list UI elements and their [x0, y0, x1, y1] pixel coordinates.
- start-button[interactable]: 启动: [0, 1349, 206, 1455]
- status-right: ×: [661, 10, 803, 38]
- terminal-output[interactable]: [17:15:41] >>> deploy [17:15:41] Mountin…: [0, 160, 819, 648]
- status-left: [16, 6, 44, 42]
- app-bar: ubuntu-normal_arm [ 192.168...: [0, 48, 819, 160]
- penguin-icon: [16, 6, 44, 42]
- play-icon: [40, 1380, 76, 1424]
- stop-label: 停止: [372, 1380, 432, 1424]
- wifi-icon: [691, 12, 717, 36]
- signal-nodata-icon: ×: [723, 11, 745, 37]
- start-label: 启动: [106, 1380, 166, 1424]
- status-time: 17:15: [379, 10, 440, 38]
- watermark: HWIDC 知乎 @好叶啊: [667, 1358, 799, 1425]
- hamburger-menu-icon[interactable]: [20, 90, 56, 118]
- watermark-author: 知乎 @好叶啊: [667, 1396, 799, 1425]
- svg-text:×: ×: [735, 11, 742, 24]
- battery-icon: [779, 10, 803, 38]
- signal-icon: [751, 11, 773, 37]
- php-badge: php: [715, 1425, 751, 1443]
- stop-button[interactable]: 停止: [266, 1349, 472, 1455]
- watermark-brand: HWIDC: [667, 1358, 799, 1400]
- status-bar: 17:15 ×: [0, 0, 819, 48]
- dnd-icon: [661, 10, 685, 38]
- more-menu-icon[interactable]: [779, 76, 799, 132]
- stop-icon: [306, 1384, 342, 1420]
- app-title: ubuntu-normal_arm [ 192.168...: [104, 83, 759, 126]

### [EXERCISE TASK]
Rewrite everything from the start of the listing down to the line containing "- status-left: [16, 6, 44, 42]", inclusive, with "terminal-output" renamed to "console-log" and every other character unchanged.

### [TASK RESULT]
list UI elements and their [x0, y0, x1, y1] pixel coordinates.
- start-button[interactable]: 启动: [0, 1349, 206, 1455]
- status-right: ×: [661, 10, 803, 38]
- console-log[interactable]: [17:15:41] >>> deploy [17:15:41] Mountin…: [0, 160, 819, 648]
- status-left: [16, 6, 44, 42]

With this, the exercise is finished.